[Saved entries]
-*-*-
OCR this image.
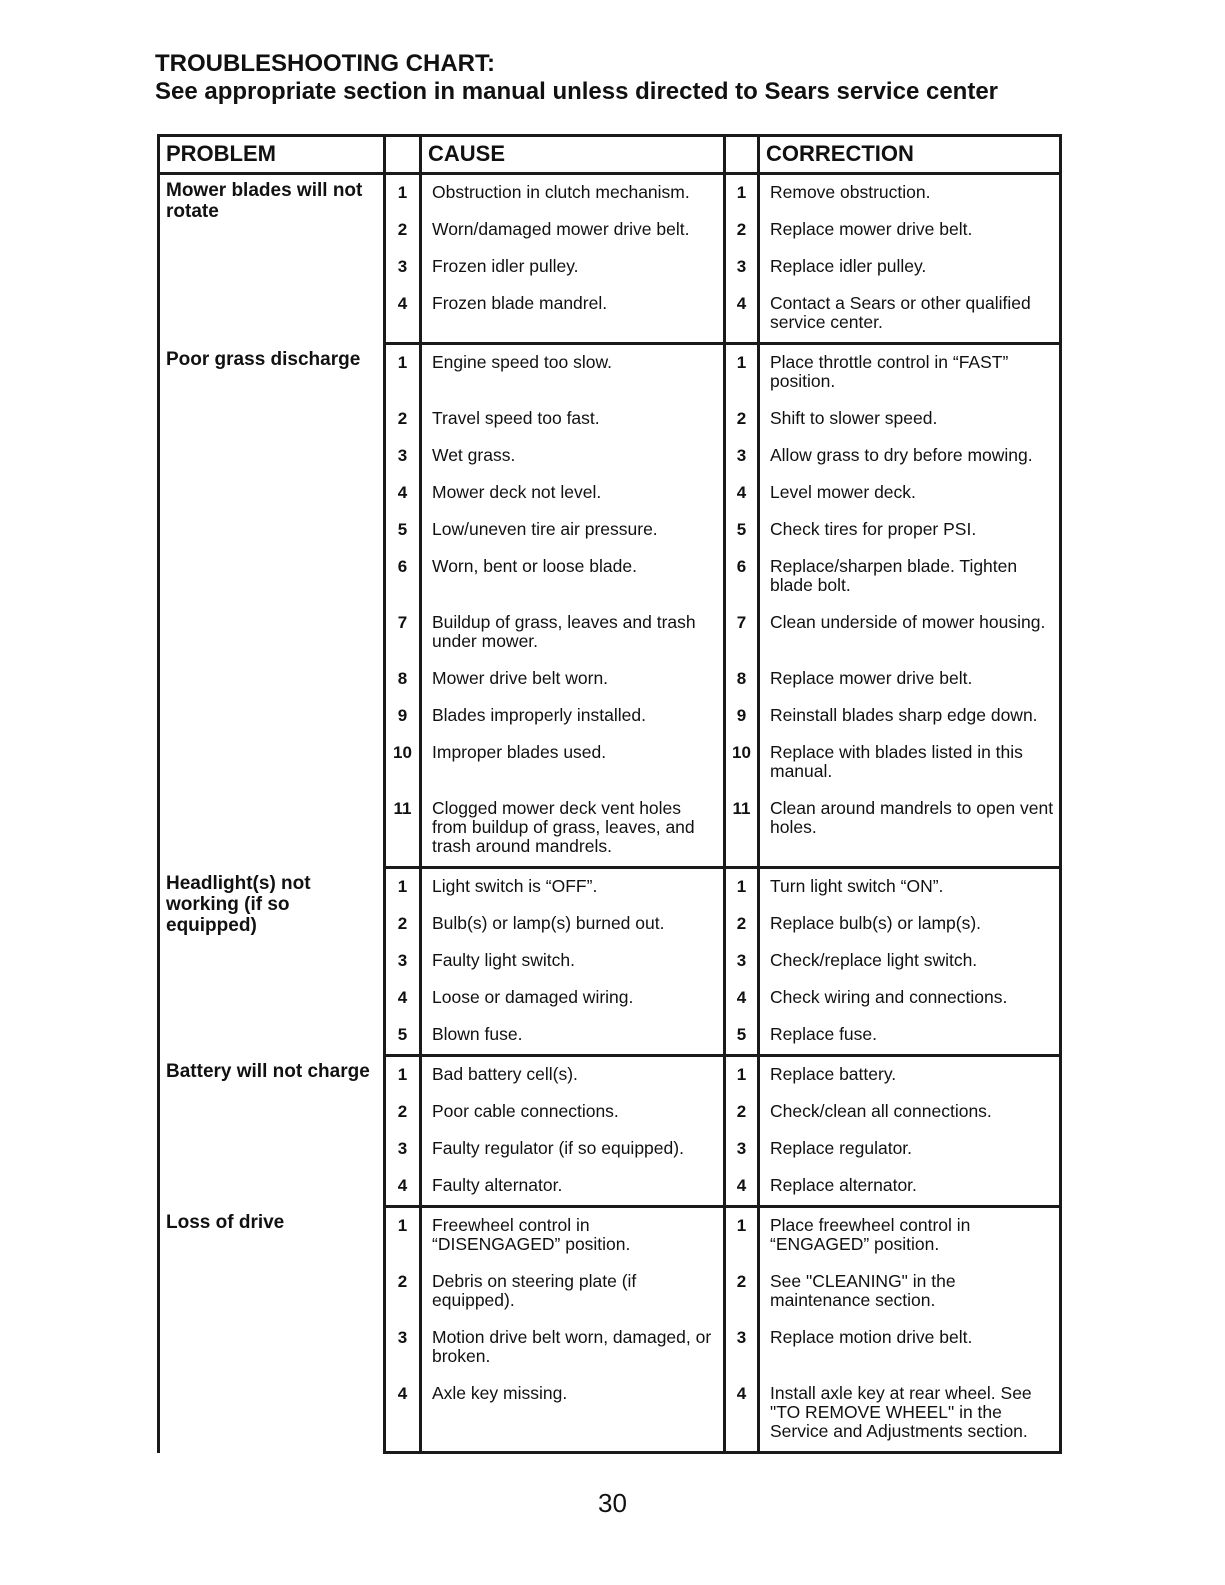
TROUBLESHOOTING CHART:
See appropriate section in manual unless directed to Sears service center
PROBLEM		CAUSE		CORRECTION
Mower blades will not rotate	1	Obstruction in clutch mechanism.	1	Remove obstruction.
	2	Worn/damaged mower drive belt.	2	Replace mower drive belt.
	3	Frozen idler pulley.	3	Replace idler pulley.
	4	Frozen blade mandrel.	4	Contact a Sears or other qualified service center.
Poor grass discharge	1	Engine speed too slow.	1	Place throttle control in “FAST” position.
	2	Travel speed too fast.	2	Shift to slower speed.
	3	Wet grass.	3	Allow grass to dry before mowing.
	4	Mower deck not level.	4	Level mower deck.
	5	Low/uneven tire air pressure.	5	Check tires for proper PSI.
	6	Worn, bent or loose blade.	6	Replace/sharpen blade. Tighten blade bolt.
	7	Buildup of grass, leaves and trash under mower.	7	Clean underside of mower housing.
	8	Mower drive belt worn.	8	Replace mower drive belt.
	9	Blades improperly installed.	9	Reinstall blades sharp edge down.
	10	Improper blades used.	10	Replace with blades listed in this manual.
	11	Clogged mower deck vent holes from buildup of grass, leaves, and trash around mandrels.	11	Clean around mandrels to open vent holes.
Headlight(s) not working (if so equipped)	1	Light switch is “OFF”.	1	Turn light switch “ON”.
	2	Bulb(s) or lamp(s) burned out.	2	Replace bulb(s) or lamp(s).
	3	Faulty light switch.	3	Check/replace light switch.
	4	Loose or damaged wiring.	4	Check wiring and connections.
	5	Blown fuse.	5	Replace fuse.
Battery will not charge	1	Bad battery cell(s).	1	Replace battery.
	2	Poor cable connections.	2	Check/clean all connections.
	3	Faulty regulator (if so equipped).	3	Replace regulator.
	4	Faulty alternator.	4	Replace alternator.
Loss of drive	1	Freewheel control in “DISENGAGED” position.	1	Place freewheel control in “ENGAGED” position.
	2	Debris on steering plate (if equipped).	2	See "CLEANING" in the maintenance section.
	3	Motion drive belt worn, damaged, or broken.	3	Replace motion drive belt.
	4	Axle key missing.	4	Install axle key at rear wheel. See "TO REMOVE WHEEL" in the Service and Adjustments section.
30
-*-*-
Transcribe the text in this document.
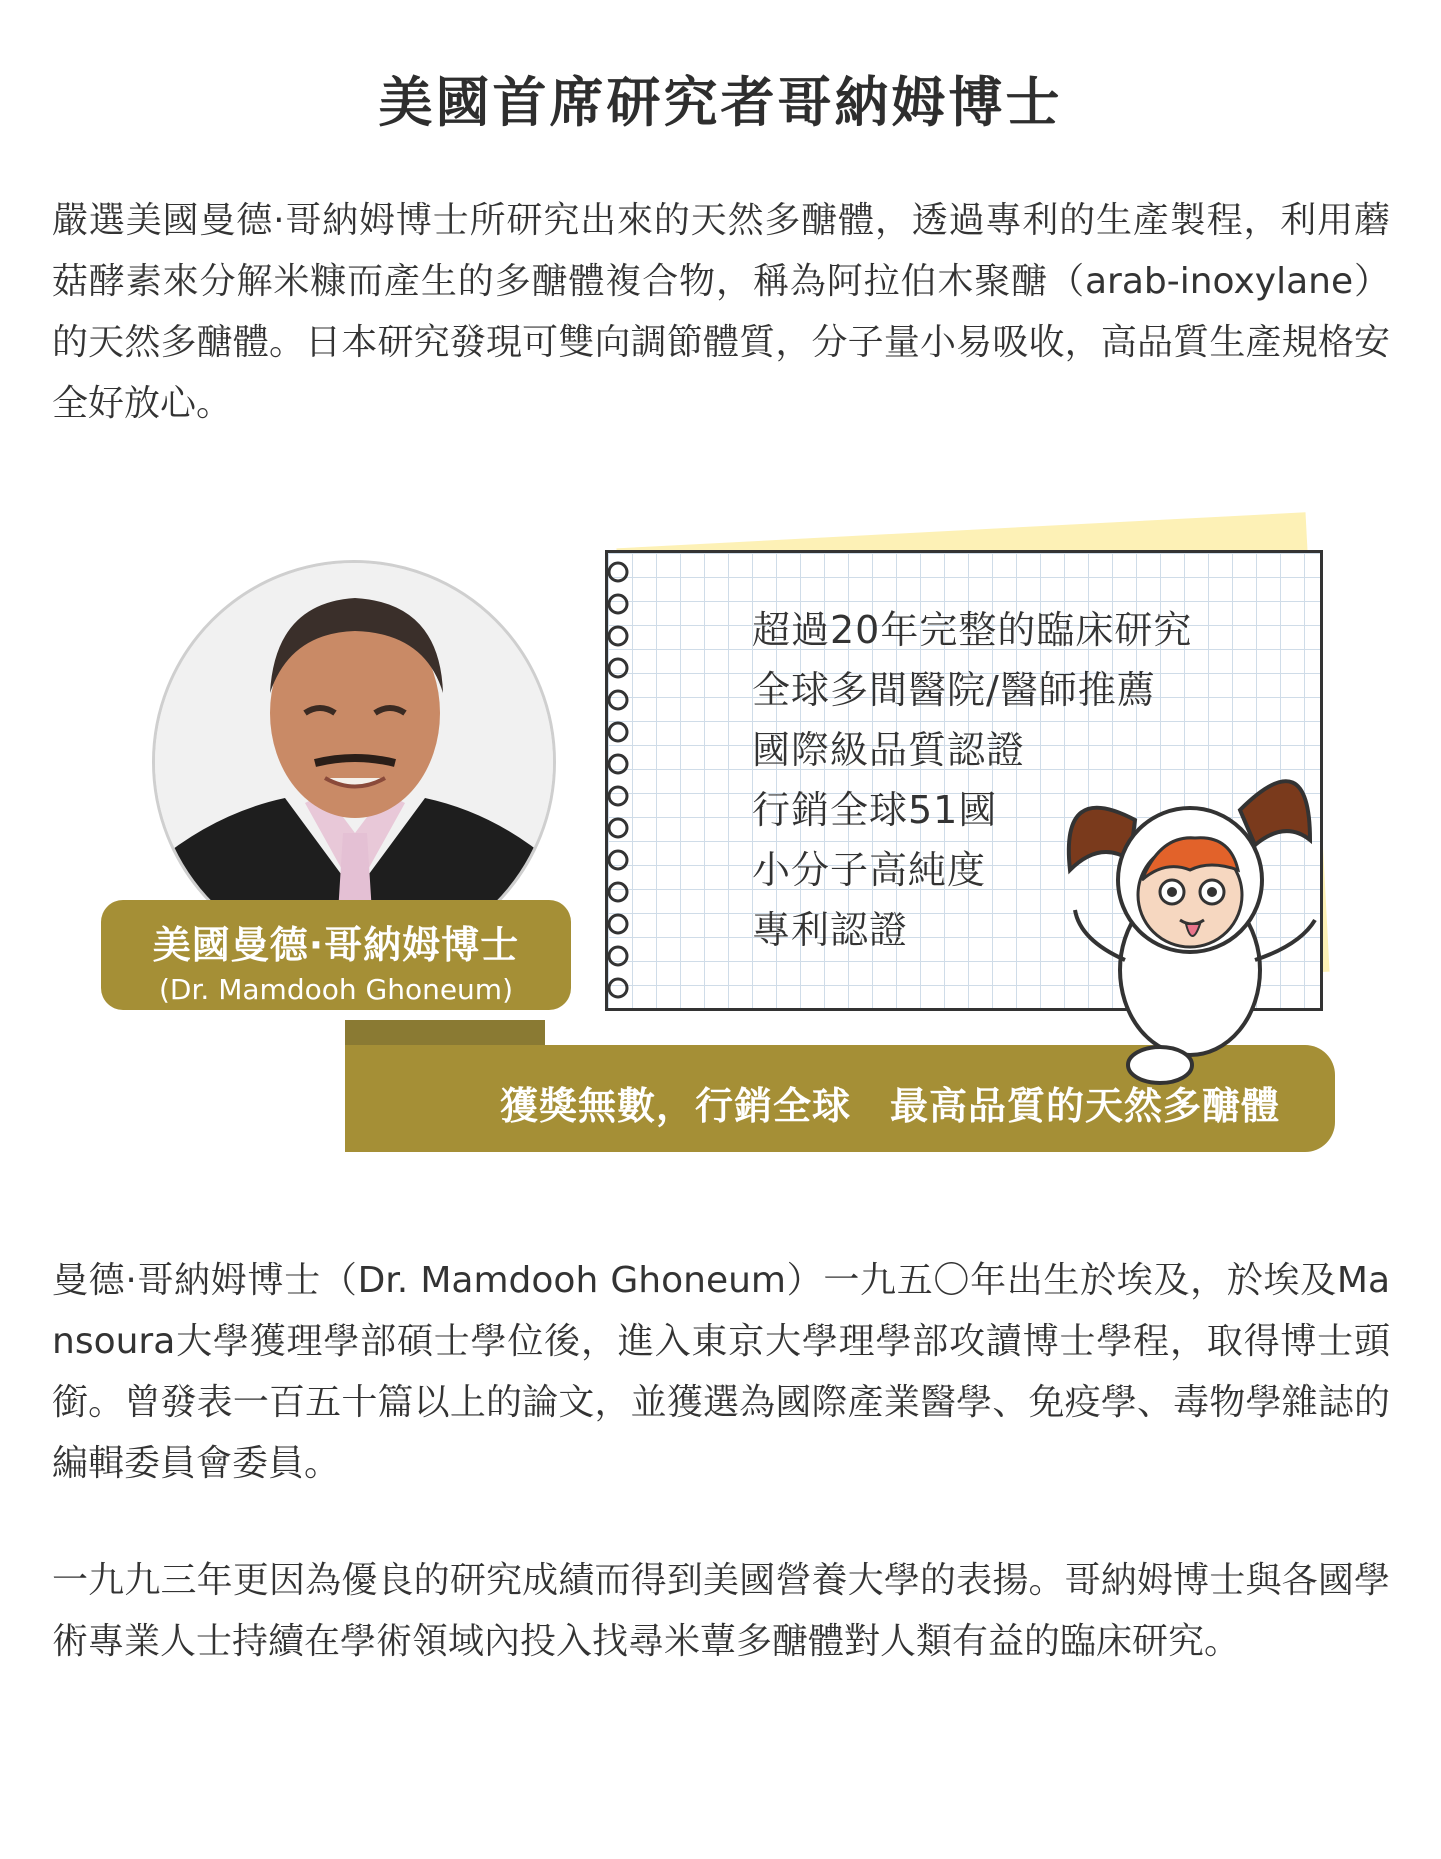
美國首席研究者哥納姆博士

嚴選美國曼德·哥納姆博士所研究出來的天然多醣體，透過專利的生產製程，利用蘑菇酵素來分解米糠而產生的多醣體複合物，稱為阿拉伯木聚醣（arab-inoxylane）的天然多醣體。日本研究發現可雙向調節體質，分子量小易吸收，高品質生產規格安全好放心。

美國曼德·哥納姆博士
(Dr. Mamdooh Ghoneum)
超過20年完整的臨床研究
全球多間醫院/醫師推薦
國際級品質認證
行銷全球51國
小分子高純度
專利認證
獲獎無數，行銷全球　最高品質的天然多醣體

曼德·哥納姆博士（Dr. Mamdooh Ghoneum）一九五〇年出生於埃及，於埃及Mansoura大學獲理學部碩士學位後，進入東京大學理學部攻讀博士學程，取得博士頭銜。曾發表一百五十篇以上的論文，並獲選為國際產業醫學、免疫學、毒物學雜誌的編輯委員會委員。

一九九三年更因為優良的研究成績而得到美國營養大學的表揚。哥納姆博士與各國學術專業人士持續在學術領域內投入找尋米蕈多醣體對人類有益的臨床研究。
-*-*-
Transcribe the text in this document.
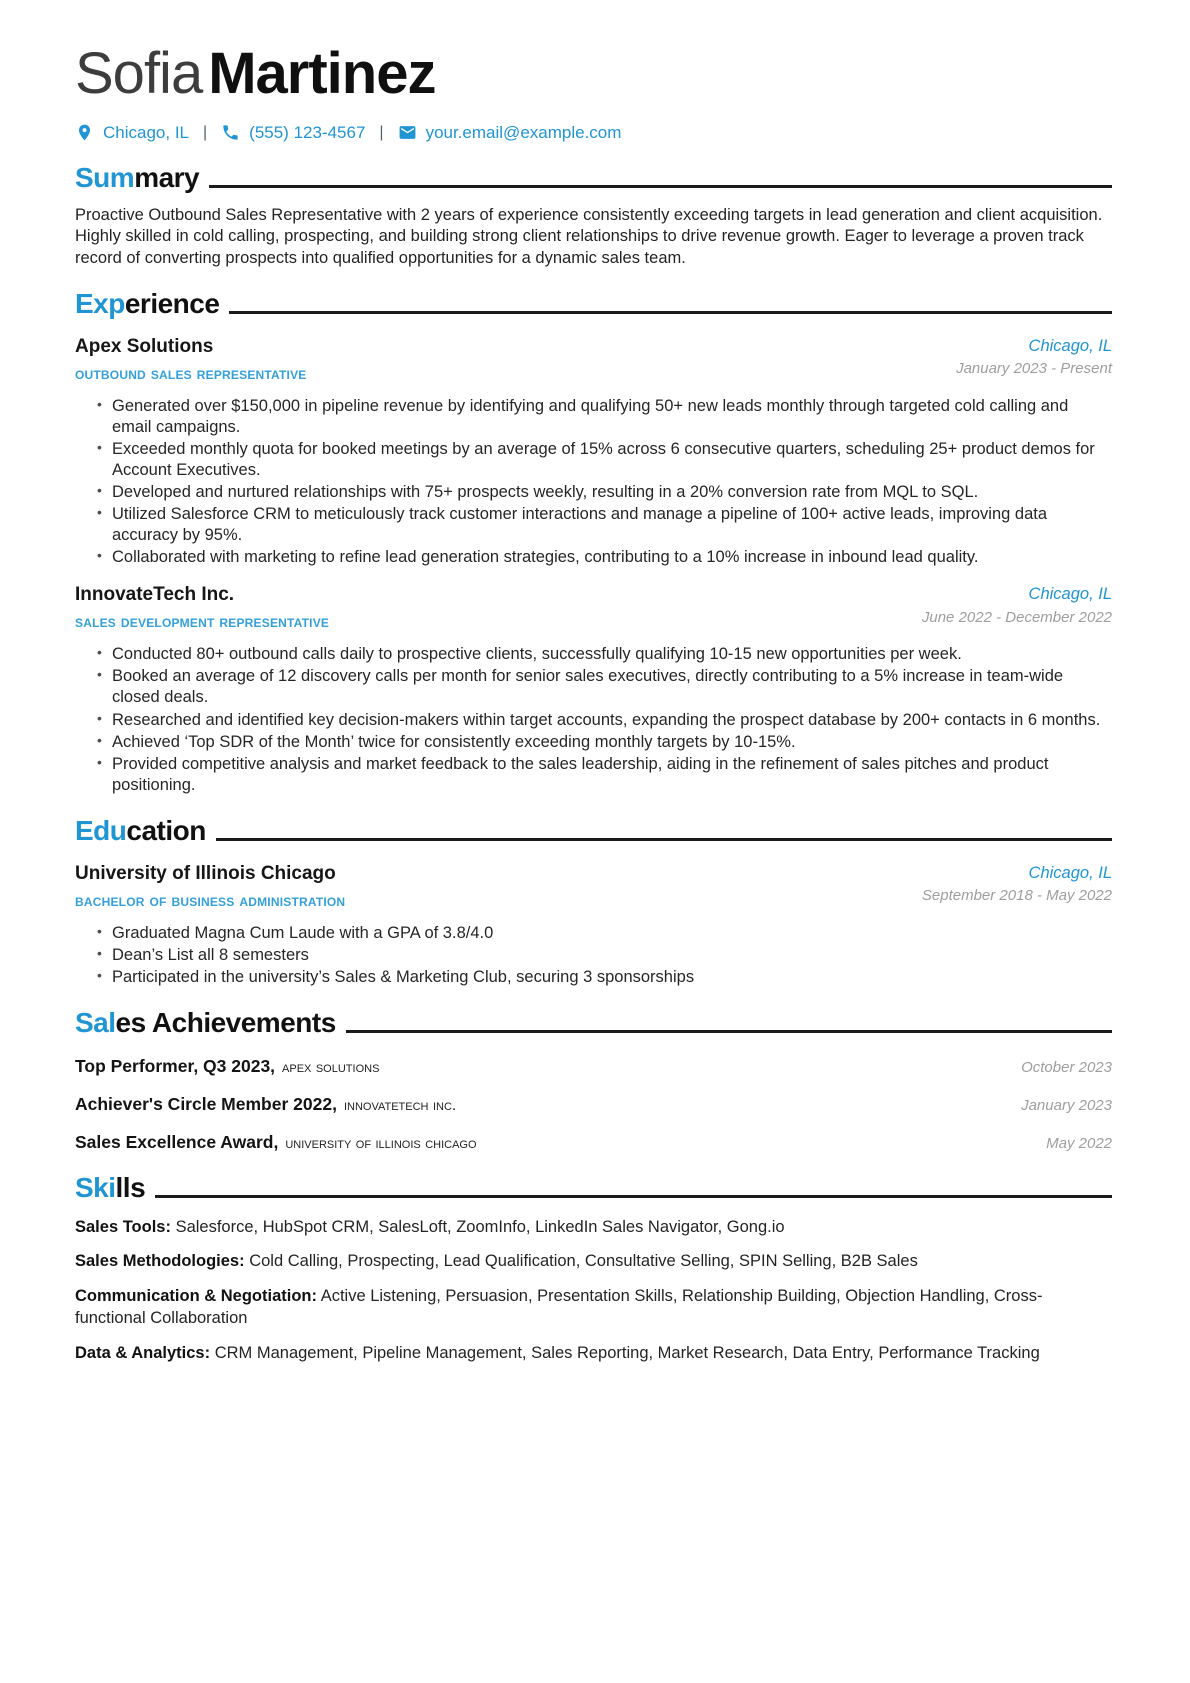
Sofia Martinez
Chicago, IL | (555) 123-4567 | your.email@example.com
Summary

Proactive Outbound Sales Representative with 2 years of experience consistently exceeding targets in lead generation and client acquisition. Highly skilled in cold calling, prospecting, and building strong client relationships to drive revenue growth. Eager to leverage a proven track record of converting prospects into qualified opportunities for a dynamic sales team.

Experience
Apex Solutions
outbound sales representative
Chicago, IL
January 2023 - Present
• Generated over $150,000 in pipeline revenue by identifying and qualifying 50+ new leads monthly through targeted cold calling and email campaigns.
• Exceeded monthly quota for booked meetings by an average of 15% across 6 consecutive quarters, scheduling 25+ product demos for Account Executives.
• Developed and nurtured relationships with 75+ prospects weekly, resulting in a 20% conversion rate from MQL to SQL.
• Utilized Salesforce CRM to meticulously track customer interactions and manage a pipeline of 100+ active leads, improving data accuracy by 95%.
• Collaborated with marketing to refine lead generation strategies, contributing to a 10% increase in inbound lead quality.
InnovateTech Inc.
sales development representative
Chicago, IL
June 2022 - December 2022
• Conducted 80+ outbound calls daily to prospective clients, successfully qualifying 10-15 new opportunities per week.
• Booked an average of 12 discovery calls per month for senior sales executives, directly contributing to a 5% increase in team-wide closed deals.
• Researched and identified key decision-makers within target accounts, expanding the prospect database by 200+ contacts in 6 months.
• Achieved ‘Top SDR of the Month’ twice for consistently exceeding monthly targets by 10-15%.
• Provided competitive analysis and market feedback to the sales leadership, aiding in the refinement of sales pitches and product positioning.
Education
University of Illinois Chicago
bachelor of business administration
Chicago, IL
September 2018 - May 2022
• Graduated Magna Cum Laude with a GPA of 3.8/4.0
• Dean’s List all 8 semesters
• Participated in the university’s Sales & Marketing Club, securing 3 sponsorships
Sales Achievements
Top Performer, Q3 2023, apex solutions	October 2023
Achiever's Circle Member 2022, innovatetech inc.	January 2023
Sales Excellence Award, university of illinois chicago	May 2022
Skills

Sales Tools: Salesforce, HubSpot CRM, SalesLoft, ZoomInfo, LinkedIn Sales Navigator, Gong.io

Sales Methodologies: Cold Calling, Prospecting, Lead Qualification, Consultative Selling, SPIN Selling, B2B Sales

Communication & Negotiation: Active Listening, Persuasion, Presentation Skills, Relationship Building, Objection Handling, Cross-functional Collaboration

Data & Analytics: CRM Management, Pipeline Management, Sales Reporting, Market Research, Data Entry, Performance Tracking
-*-*-
* GIVEN REQUEST *
Above are entries; state the number of lines among them that contain "leads", and nothing else.

* FINISHED EXERCISE *
2